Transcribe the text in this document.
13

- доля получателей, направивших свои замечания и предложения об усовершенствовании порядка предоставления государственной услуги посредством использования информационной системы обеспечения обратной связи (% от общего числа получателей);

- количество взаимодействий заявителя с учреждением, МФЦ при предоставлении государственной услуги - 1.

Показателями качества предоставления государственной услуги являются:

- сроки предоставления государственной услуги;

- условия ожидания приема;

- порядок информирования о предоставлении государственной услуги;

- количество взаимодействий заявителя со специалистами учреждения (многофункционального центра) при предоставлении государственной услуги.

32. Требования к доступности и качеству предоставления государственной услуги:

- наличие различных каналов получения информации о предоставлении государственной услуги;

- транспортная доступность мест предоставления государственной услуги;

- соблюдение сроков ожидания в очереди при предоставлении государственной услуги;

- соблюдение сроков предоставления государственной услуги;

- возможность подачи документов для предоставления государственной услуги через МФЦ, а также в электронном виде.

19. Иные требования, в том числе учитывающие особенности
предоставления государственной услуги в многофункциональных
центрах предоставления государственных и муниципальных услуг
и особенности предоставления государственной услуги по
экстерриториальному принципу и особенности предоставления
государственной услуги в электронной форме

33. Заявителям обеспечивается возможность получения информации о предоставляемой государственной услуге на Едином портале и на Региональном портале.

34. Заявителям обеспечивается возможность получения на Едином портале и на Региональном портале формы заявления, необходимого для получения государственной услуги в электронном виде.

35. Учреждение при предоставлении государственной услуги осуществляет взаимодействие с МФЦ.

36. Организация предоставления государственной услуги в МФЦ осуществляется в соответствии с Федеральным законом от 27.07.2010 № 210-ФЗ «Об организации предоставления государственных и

···

■ WHAT IS EXPECTED
Above are some records. Count the lines among them with the word "особенности", and answer with the number only.

■ RESULT OF THE TASK
3